● What is expected:
Report how many lines in the listing below include the word "услуг". Write nothing besides the number.

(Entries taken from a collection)
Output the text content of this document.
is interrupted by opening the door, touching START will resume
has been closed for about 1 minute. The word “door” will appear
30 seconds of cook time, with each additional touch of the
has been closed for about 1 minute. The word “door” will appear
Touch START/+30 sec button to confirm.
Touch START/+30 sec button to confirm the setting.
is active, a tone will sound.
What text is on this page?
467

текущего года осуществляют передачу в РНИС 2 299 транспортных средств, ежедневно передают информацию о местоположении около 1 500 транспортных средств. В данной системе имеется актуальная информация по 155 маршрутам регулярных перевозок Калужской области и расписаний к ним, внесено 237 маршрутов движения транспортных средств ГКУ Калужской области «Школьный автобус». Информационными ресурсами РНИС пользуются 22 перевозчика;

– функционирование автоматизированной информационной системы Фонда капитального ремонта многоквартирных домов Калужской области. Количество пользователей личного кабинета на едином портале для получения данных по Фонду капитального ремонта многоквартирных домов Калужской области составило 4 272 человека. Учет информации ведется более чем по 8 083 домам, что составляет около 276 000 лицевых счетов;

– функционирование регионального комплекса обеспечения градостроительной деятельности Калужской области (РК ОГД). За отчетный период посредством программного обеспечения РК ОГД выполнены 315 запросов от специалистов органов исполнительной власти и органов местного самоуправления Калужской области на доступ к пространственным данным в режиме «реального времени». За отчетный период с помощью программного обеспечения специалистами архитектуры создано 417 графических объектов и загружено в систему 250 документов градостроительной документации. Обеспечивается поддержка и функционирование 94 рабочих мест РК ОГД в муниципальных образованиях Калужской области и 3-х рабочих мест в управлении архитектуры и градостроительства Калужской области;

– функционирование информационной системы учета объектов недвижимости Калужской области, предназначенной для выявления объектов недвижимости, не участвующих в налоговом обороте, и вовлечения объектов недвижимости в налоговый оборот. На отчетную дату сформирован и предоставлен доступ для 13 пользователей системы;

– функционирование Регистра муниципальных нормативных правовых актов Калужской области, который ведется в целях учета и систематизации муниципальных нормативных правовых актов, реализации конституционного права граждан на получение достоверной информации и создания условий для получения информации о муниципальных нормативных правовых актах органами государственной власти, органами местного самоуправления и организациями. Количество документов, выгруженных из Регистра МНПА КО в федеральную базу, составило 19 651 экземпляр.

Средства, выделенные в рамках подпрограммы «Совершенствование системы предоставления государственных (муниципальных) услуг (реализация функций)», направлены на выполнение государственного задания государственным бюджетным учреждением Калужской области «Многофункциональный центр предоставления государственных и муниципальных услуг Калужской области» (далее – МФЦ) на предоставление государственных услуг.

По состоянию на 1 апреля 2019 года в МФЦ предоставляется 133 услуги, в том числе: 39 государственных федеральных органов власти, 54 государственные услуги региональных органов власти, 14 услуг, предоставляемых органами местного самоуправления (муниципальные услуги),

● Output:
2